DESCRIPTION OF THE TASK:
Exactly as written, quote every line that follows, skipping the images.

Source data
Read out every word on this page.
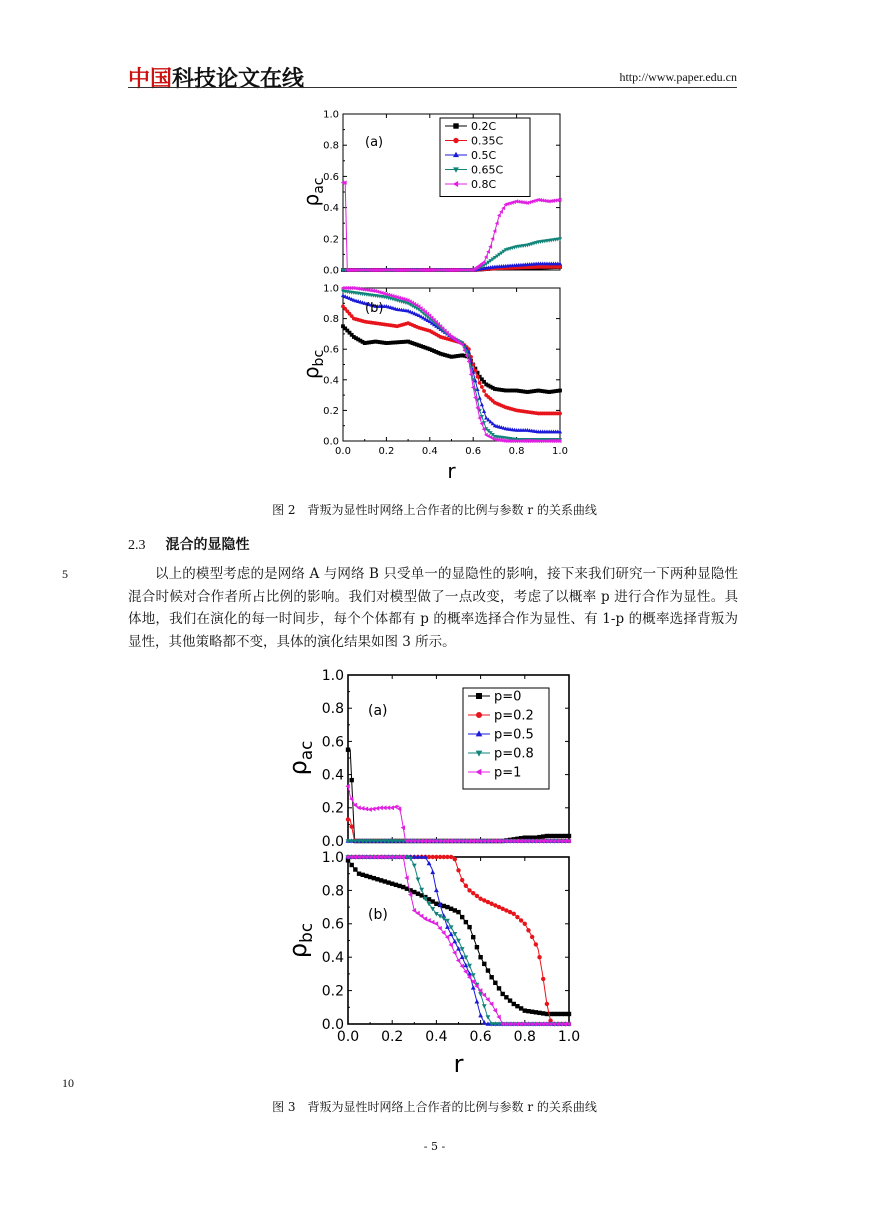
中国科技论文在线	http://www.paper.edu.cn
0.0
0.2
0.4
0.6
0.8
1.0
(a)
$\rho_{ac}$
0.2C
0.35C
0.5C
0.65C
0.8C
0.0
0.2
0.4
0.6
0.8
1.0
0.0	0.2	0.4	0.6	0.8	1.0
(b)
$\rho_{bc}$
r
图 2　背叛为显性时网络上合作者的比例与参数 r 的关系曲线
2.3 混合的显隐性
5	以上的模型考虑的是网络 A 与网络 B 只受单一的显隐性的影响，接下来我们研究一下两种显隐性混合时候对合作者所占比例的影响。我们对模型做了一点改变，考虑了以概率 p 进行合作为显性。具体地，我们在演化的每一时间步，每个个体都有 p 的概率选择合作为显性、有 1-p 的概率选择背叛为显性，其他策略都不变，具体的演化结果如图 3 所示。

0.0
0.2
0.4
0.6
0.8
1.0
(a)
$\rho_{ac}$
p=0
p=0.2
p=0.5
p=0.8
p=1
0.0
0.2
0.4
0.6
0.8
1.0
0.0 0.2 0.4 0.6 0.8 1.0
(b)
$\rho_{bc}$
r
10
图 3　背叛为显性时网络上合作者的比例与参数 r 的关系曲线
- 5 -
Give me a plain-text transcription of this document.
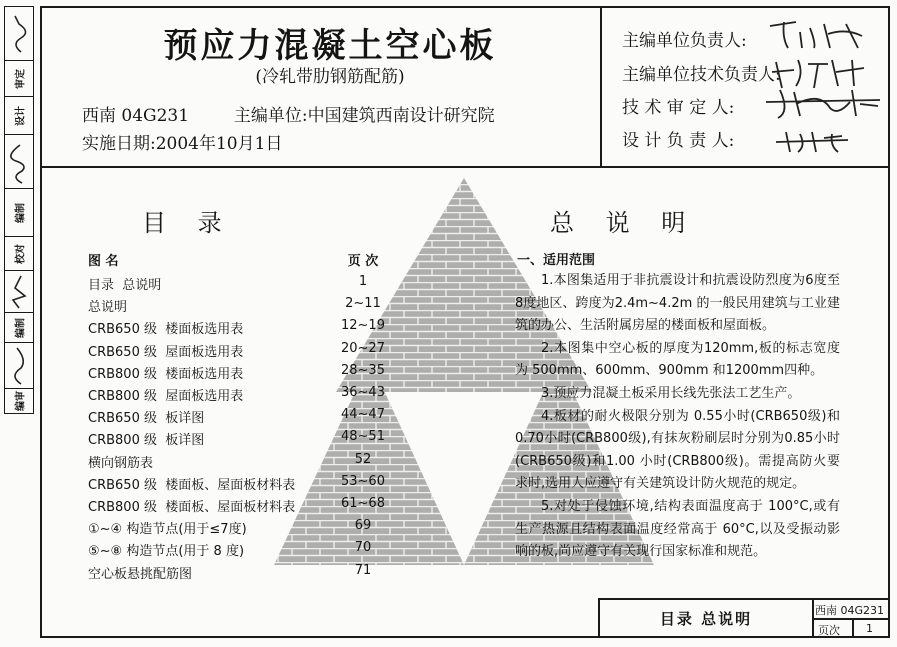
审定
设计
编制
校对
编制
编审
预应力混凝土空心板
(冷轧带肋钢筋配筋)
西南 04G231	主编单位:中国建筑西南设计研究院
实施日期:2004年10月1日
主编单位负责人:
主编单位技术负责人:
技 术 审 定 人:
设 计 负 责 人:
目 录
图 名	页 次
目录  总说明	1
总说明	2~11
CRB650 级  楼面板选用表	12~19
CRB650 级  屋面板选用表	20~27
CRB800 级  楼面板选用表	28~35
CRB800 级  屋面板选用表	36~43
CRB650 级  板详图	44~47
CRB800 级  板详图	48~51
横向钢筋表	52
CRB650 级  楼面板、屋面板材料表	53~60
CRB800 级  楼面板、屋面板材料表	61~68
①~④ 构造节点(用于≤7度)	69
⑤~⑧ 构造节点(用于 8 度)	70
空心板悬挑配筋图	71
总 说 明
一、适用范围

1.本图集适用于非抗震设计和抗震设防烈度为6度至8度地区、跨度为2.4m~4.2m 的一般民用建筑与工业建筑的办公、生活附属房屋的楼面板和屋面板。

2.本图集中空心板的厚度为120mm,板的标志宽度为 500mm、600mm、900mm 和1200mm四种。

3.预应力混凝土板采用长线先张法工艺生产。

4.板材的耐火极限分别为 0.55小时(CRB650级)和0.70小时(CRB800级),有抹灰粉刷层时分别为0.85小时(CRB650级)和1.00 小时(CRB800级)。需提高防火要求时,选用人应遵守有关建筑设计防火规范的规定。

5.对处于侵蚀环境,结构表面温度高于 100°C,或有生产热源且结构表面温度经常高于 60°C,以及受振动影响的板,尚应遵守有关现行国家标准和规范。

目录 总说明	西南 04G231
页次 1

SOLUTION FOR THIS PROBLEM:
Read out every word on this page.
中国科技论文在线	http://www.paper.edu.cn
0.0
0.2
0.4
0.6
0.8
1.0
(a)
$\rho_{ac}$
0.2C
0.35C
0.5C
0.65C
0.8C
0.0
0.2
0.4
0.6
0.8
1.0
0.0	0.2	0.4	0.6	0.8	1.0
(b)
$\rho_{bc}$
r
图 2　背叛为显性时网络上合作者的比例与参数 r 的关系曲线
2.3 混合的显隐性
5	以上的模型考虑的是网络 A 与网络 B 只受单一的显隐性的影响，接下来我们研究一下两种显隐性混合时候对合作者所占比例的影响。我们对模型做了一点改变，考虑了以概率 p 进行合作为显性。具体地，我们在演化的每一时间步，每个个体都有 p 的概率选择合作为显性、有 1-p 的概率选择背叛为显性，其他策略都不变，具体的演化结果如图 3 所示。

0.0
0.2
0.4
0.6
0.8
1.0
(a)
$\rho_{ac}$
p=0
p=0.2
p=0.5
p=0.8
p=1
0.0
0.2
0.4
0.6
0.8
1.0
0.0 0.2 0.4 0.6 0.8 1.0
(b)
$\rho_{bc}$
r
10
图 3　背叛为显性时网络上合作者的比例与参数 r 的关系曲线
- 5 -
Give me a plain-text transcription of this document.
审定
设计
编制
校对
编制
编审
预应力混凝土空心板
(冷轧带肋钢筋配筋)
西南 04G231	主编单位:中国建筑西南设计研究院
实施日期:2004年10月1日
主编单位负责人:
主编单位技术负责人:
技 术 审 定 人:
设 计 负 责 人:
目 录
图 名	页 次
目录  总说明	1
总说明	2~11
CRB650 级  楼面板选用表	12~19
CRB650 级  屋面板选用表	20~27
CRB800 级  楼面板选用表	28~35
CRB800 级  屋面板选用表	36~43
CRB650 级  板详图	44~47
CRB800 级  板详图	48~51
横向钢筋表	52
CRB650 级  楼面板、屋面板材料表	53~60
CRB800 级  楼面板、屋面板材料表	61~68
①~④ 构造节点(用于≤7度)	69
⑤~⑧ 构造节点(用于 8 度)	70
空心板悬挑配筋图	71
总 说 明
一、适用范围

1.本图集适用于非抗震设计和抗震设防烈度为6度至8度地区、跨度为2.4m~4.2m 的一般民用建筑与工业建筑的办公、生活附属房屋的楼面板和屋面板。

2.本图集中空心板的厚度为120mm,板的标志宽度为 500mm、600mm、900mm 和1200mm四种。

3.预应力混凝土板采用长线先张法工艺生产。

4.板材的耐火极限分别为 0.55小时(CRB650级)和0.70小时(CRB800级),有抹灰粉刷层时分别为0.85小时(CRB650级)和1.00 小时(CRB800级)。需提高防火要求时,选用人应遵守有关建筑设计防火规范的规定。

5.对处于侵蚀环境,结构表面温度高于 100°C,或有生产热源且结构表面温度经常高于 60°C,以及受振动影响的板,尚应遵守有关现行国家标准和规范。

目录 总说明	西南 04G231
页次 1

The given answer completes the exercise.